→ **Directions for this task**
Repeat the listing in full, word for word.

→ **Task inputs**

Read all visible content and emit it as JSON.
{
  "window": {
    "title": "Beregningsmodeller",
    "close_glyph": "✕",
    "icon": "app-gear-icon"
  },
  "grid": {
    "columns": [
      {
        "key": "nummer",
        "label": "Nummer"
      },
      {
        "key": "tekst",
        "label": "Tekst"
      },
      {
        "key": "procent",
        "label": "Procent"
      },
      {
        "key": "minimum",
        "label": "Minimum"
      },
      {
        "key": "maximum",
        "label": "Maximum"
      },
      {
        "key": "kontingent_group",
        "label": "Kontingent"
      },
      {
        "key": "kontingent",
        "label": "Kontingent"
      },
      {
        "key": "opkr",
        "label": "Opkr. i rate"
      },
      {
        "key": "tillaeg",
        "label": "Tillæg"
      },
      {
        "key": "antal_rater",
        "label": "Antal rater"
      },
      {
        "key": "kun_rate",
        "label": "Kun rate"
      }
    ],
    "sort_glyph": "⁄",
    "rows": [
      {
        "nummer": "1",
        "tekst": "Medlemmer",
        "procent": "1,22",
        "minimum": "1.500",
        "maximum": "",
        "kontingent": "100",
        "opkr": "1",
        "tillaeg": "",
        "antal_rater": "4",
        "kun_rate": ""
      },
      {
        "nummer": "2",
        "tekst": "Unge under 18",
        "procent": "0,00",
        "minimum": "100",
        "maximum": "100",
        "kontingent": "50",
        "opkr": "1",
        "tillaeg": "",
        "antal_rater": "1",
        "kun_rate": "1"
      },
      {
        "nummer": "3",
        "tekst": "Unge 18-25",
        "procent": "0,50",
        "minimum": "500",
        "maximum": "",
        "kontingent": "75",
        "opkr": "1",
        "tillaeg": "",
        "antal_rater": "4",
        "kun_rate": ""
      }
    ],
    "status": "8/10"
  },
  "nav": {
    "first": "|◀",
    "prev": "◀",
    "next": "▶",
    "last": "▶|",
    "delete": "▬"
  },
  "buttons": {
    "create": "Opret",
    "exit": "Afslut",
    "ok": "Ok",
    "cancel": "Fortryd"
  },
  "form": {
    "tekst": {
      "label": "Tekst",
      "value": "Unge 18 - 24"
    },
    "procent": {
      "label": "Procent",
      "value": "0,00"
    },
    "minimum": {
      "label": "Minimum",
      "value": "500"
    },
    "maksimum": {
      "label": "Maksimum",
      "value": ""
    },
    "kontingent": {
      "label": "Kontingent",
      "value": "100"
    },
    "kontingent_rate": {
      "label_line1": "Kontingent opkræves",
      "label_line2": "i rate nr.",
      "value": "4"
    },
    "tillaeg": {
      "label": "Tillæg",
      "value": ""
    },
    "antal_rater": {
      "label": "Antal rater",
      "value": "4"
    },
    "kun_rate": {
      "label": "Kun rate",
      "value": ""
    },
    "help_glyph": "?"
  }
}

→ **Full solution**
Read all visible content and emit it as JSON.
{
  "window": {
    "title": "Beregningsmodeller",
    "close_glyph": "✕",
    "icon": "app-gear-icon"
  },
  "grid": {
    "columns": [
      {
        "key": "nummer",
        "label": "Nummer"
      },
      {
        "key": "tekst",
        "label": "Tekst"
      },
      {
        "key": "procent",
        "label": "Procent"
      },
      {
        "key": "minimum",
        "label": "Minimum"
      },
      {
        "key": "maximum",
        "label": "Maximum"
      },
      {
        "key": "kontingent_group",
        "label": "Kontingent"
      },
      {
        "key": "kontingent",
        "label": "Kontingent"
      },
      {
        "key": "opkr",
        "label": "Opkr. i rate"
      },
      {
        "key": "tillaeg",
        "label": "Tillæg"
      },
      {
        "key": "antal_rater",
        "label": "Antal rater"
      },
      {
        "key": "kun_rate",
        "label": "Kun rate"
      }
    ],
    "sort_glyph": "⁄",
    "rows": [
      {
        "nummer": "1",
        "tekst": "Medlemmer",
        "procent": "1,22",
        "minimum": "1.500",
        "maximum": "",
        "kontingent": "100",
        "opkr": "1",
        "tillaeg": "",
        "antal_rater": "4",
        "kun_rate": ""
      },
      {
        "nummer": "2",
        "tekst": "Unge under 18",
        "procent": "0,00",
        "minimum": "100",
        "maximum": "100",
        "kontingent": "50",
        "opkr": "1",
        "tillaeg": "",
        "antal_rater": "1",
        "kun_rate": "1"
      },
      {
        "nummer": "3",
        "tekst": "Unge 18-25",
        "procent": "0,50",
        "minimum": "500",
        "maximum": "",
        "kontingent": "75",
        "opkr": "1",
        "tillaeg": "",
        "antal_rater": "4",
        "kun_rate": ""
      }
    ],
    "status": "8/10"
  },
  "nav": {
    "first": "|◀",
    "prev": "◀",
    "next": "▶",
    "last": "▶|",
    "delete": "▬"
  },
  "buttons": {
    "create": "Opret",
    "exit": "Afslut",
    "ok": "Ok",
    "cancel": "Fortryd"
  },
  "form": {
    "tekst": {
      "label": "Tekst",
      "value": "Unge 18 - 24"
    },
    "procent": {
      "label": "Procent",
      "value": "0,00"
    },
    "minimum": {
      "label": "Minimum",
      "value": "500"
    },
    "maksimum": {
      "label": "Maksimum",
      "value": ""
    },
    "kontingent": {
      "label": "Kontingent",
      "value": "100"
    },
    "kontingent_rate": {
      "label_line1": "Kontingent opkræves",
      "label_line2": "i rate nr.",
      "value": "4"
    },
    "tillaeg": {
      "label": "Tillæg",
      "value": ""
    },
    "antal_rater": {
      "label": "Antal rater",
      "value": "4"
    },
    "kun_rate": {
      "label": "Kun rate",
      "value": ""
    },
    "help_glyph": "?"
  }
}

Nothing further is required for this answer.